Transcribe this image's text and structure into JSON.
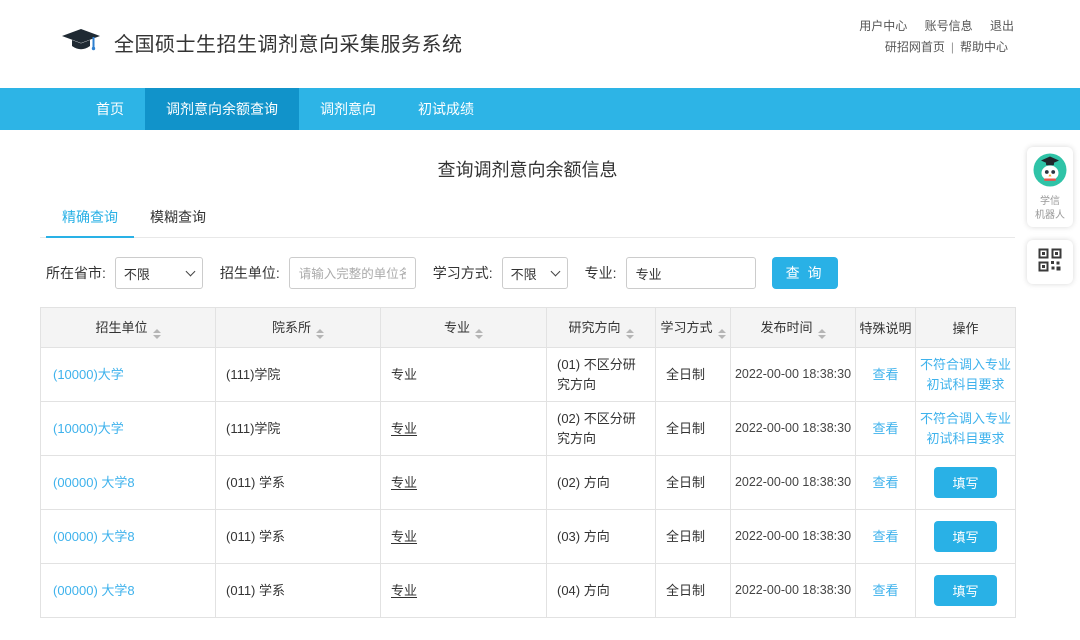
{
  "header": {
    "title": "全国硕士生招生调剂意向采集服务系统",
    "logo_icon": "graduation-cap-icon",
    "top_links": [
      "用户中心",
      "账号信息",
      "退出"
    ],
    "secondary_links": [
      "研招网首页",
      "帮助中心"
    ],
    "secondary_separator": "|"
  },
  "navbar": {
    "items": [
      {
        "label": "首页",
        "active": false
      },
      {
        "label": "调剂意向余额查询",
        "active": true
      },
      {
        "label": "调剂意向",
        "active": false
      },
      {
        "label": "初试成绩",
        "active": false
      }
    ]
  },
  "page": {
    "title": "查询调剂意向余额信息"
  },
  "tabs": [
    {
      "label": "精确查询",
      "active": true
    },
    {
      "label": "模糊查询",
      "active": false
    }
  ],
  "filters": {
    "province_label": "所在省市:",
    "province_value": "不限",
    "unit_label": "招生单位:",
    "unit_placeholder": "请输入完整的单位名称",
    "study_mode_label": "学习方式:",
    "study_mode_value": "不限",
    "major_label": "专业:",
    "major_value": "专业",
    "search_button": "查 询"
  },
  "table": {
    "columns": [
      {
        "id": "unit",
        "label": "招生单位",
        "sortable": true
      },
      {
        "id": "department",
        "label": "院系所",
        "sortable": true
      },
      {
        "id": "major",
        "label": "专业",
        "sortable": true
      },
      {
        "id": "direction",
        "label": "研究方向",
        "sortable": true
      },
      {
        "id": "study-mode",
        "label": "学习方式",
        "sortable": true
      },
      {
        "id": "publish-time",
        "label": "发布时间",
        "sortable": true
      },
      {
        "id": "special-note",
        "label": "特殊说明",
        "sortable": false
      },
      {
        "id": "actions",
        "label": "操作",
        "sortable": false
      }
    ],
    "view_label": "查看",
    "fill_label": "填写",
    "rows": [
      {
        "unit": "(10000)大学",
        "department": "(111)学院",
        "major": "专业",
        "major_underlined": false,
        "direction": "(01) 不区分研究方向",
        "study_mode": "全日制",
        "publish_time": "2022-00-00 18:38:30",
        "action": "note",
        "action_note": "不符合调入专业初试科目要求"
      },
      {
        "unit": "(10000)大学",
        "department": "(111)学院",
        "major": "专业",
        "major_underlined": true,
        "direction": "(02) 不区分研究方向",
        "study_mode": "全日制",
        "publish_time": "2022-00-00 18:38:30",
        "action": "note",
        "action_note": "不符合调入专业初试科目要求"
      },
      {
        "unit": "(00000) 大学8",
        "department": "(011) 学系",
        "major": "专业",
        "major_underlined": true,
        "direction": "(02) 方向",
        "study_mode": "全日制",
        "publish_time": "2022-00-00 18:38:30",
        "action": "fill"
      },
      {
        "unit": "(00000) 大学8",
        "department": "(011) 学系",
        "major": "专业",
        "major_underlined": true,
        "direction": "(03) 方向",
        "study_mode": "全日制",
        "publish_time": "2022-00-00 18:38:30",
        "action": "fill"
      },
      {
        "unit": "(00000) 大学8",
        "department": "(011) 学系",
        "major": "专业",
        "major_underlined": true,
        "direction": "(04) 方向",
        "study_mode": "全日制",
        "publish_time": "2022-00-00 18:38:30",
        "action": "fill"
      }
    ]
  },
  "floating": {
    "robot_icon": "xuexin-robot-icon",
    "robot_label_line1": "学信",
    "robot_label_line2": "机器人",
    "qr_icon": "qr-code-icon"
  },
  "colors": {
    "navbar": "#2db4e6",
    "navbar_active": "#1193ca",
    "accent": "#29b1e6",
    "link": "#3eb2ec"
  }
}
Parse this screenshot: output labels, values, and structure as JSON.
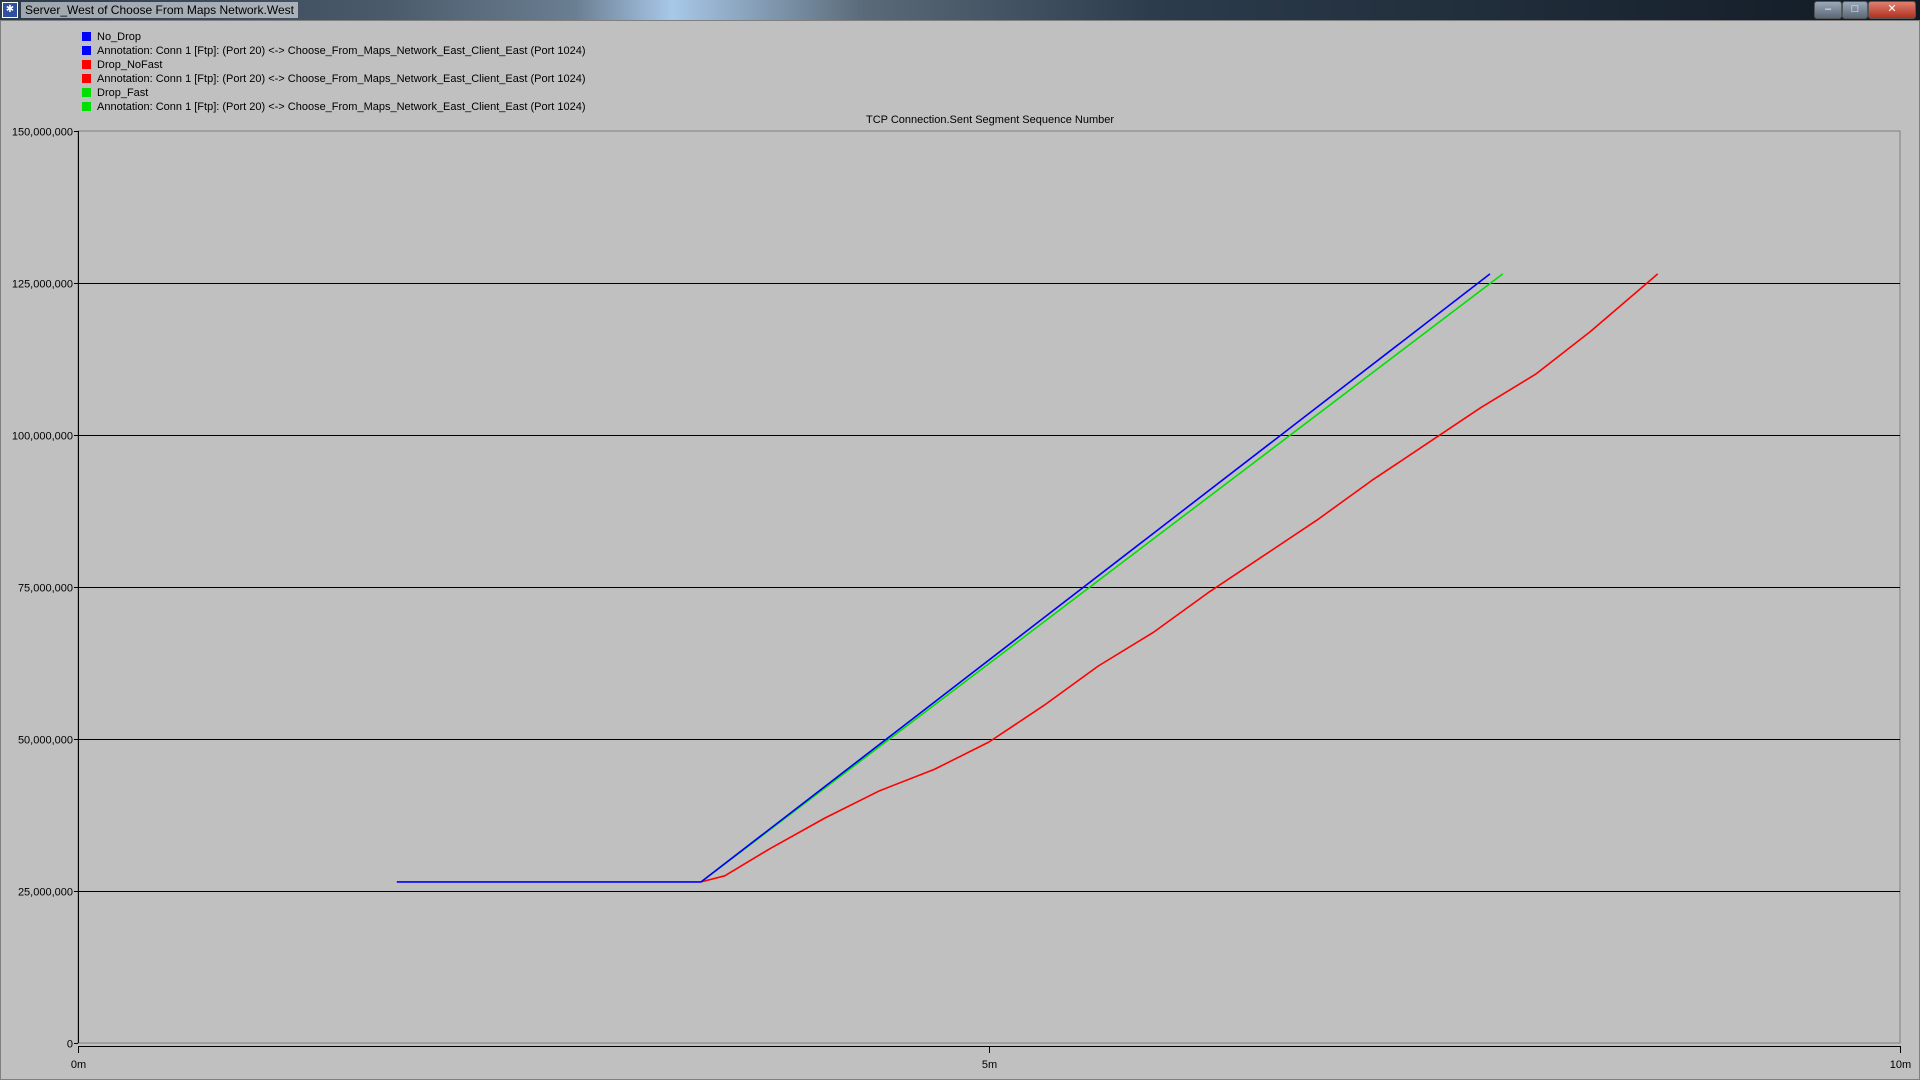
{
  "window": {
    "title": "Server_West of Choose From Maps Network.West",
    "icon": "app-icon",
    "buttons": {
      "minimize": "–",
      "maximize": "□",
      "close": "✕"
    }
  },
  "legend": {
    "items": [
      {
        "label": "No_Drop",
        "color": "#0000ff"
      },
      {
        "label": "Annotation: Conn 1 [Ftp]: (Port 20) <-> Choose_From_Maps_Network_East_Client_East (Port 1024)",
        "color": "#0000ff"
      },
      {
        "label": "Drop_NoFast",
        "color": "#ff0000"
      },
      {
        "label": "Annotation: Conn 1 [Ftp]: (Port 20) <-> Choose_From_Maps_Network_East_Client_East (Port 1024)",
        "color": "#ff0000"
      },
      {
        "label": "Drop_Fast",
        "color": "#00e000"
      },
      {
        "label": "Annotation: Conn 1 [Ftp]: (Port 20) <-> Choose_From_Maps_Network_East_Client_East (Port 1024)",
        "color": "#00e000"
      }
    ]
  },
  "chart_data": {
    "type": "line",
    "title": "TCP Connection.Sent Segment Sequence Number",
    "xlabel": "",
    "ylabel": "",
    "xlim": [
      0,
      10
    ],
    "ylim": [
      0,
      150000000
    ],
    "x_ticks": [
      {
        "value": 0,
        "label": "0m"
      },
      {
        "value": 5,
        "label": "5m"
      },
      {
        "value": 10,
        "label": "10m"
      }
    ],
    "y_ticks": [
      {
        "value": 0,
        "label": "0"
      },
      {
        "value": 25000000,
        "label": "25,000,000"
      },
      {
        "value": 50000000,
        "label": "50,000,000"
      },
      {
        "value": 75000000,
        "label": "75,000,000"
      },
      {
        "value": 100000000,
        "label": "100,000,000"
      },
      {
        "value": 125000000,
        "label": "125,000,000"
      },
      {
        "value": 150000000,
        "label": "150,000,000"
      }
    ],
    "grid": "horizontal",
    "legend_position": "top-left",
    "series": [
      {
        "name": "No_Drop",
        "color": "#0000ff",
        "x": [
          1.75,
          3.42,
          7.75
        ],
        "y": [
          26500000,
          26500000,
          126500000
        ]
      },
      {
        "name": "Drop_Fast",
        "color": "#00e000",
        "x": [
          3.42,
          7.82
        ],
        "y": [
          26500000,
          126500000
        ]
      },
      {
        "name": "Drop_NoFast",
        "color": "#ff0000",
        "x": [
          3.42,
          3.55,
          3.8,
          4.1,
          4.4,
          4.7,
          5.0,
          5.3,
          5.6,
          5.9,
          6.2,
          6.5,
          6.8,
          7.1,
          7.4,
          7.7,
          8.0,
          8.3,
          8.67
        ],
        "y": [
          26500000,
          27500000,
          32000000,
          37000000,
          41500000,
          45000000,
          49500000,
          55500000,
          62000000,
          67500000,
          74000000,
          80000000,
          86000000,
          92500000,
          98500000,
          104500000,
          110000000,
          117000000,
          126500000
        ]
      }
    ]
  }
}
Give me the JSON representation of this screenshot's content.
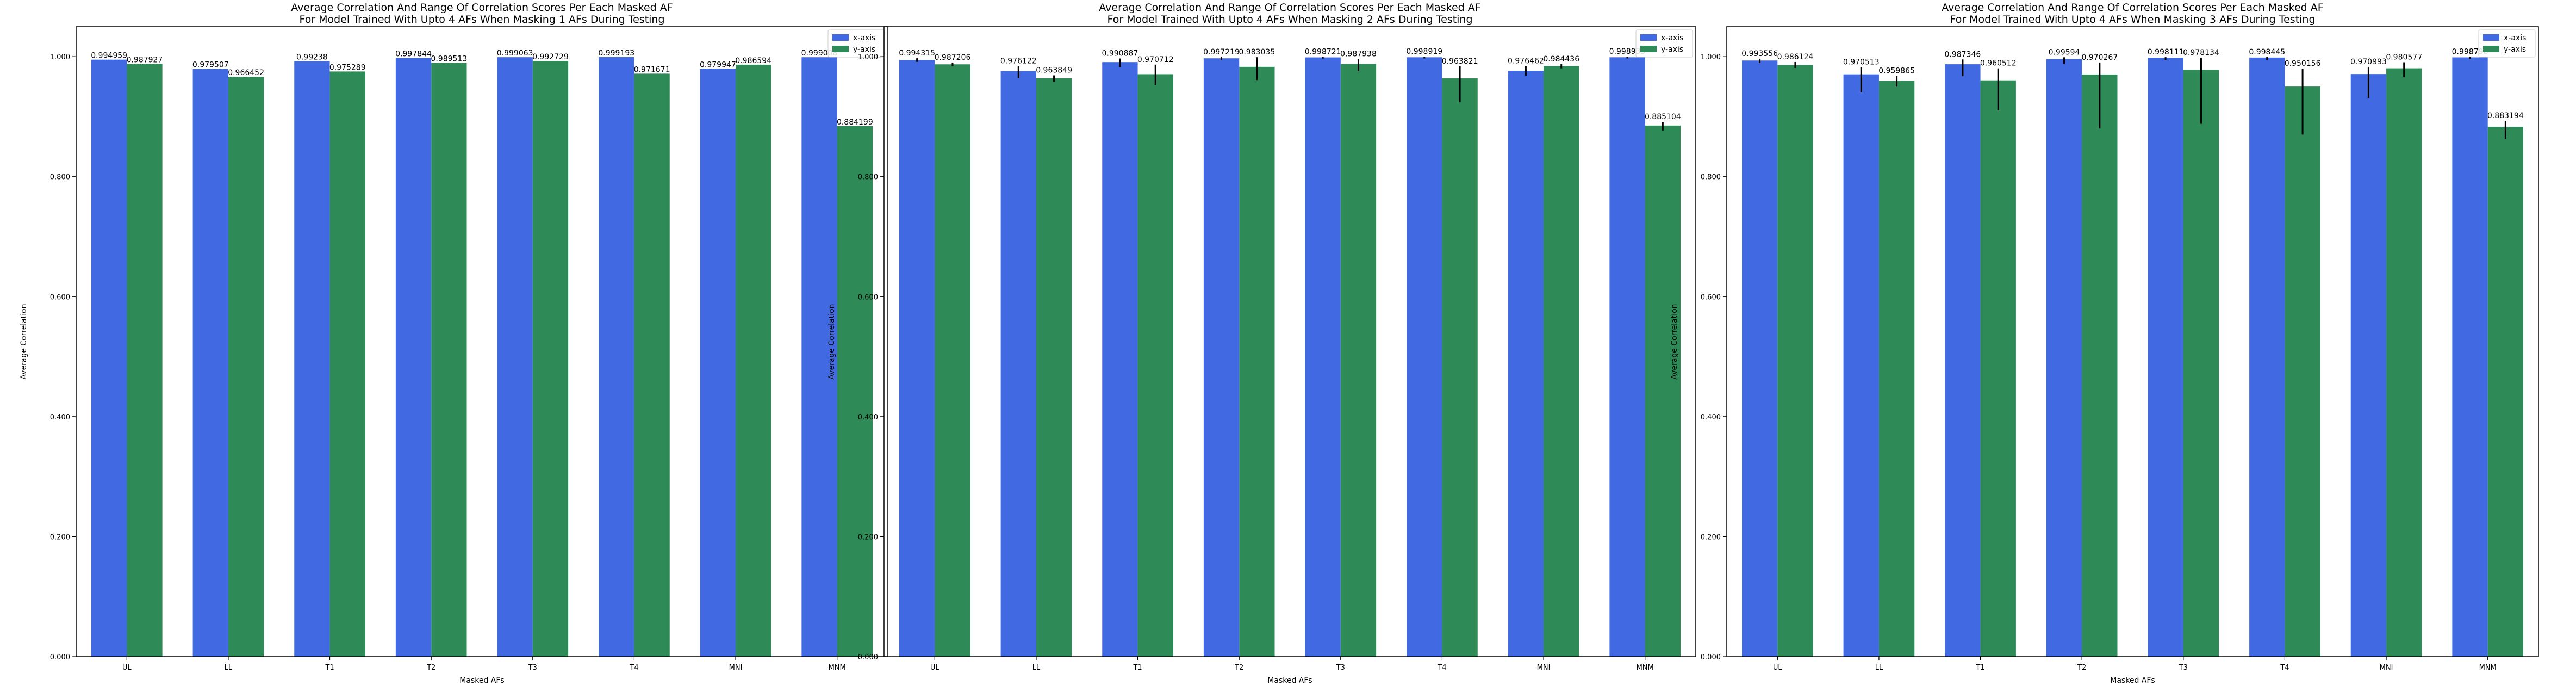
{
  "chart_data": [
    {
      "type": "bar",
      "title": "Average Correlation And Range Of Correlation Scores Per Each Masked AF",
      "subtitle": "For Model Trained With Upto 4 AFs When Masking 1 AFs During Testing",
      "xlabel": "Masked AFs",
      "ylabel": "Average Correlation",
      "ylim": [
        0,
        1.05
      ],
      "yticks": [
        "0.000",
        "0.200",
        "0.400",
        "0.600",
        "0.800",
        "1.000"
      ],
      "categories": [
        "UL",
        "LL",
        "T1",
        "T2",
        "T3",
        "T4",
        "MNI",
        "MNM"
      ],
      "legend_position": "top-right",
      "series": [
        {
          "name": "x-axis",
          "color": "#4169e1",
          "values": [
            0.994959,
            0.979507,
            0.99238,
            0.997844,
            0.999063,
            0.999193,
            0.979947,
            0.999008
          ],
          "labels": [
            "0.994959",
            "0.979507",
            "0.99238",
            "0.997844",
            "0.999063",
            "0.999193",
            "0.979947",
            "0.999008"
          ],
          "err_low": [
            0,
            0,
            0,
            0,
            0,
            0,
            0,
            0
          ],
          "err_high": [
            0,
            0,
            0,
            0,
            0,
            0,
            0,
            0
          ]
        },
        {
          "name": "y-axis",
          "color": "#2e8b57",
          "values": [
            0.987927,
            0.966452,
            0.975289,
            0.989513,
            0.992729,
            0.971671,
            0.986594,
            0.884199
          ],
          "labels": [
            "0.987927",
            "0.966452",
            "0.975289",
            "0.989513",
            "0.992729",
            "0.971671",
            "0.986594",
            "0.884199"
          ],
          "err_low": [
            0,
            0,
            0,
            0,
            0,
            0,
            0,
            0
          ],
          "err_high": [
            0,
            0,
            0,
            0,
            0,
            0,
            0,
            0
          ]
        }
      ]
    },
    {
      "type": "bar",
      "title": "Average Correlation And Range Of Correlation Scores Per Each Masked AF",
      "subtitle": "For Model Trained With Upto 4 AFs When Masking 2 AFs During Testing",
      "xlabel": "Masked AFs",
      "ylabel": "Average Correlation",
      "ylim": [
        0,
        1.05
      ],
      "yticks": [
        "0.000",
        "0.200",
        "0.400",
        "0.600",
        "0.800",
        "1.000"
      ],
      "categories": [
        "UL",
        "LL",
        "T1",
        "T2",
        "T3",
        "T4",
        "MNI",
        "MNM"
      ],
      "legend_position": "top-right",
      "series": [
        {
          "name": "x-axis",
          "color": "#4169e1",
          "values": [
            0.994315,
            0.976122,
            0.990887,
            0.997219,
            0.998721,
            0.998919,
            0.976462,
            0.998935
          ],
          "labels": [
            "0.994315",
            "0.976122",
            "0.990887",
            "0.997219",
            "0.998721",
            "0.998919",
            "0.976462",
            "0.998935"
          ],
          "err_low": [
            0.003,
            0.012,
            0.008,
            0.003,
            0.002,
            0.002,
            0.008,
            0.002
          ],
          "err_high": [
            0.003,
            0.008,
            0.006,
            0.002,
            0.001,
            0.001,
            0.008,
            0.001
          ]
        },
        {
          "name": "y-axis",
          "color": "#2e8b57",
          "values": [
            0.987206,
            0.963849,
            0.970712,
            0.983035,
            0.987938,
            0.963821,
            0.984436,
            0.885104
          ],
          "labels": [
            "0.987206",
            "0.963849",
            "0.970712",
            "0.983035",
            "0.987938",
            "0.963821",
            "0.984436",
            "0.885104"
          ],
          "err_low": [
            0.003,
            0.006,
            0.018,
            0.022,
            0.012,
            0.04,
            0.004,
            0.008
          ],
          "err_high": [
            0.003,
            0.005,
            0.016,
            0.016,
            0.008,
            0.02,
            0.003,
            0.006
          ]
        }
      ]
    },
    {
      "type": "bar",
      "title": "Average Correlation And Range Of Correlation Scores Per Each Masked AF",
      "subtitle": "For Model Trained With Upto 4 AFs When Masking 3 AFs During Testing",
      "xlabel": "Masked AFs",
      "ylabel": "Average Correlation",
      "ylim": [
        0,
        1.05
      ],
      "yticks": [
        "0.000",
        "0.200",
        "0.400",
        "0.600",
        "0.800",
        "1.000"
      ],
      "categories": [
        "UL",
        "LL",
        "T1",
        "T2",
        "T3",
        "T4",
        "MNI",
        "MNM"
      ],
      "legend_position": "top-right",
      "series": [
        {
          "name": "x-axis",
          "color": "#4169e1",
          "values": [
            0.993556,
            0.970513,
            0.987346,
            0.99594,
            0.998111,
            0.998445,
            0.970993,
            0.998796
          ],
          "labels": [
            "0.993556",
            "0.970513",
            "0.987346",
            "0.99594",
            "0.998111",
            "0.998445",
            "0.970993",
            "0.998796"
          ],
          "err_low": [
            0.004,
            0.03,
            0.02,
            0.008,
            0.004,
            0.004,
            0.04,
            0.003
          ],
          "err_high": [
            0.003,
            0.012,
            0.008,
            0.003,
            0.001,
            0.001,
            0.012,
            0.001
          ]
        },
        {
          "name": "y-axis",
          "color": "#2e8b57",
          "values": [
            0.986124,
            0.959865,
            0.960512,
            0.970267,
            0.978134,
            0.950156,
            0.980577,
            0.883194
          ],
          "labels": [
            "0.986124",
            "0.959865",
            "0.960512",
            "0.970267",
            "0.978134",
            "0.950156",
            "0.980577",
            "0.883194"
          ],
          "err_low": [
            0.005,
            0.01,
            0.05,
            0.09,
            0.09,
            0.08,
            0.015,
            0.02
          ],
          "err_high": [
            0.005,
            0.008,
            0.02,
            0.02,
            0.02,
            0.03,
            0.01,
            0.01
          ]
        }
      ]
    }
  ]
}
^^^^^^^^
REQUIRED WORK.
Return from the data every line that holds "With".

SOLUTION TO THE EXERCISE.
      "subtitle": "For Model Trained With Upto 4 AFs When Masking 1 AFs During Testing",
      "subtitle": "For Model Trained With Upto 4 AFs When Masking 2 AFs During Testing",
      "subtitle": "For Model Trained With Upto 4 AFs When Masking 3 AFs During Testing",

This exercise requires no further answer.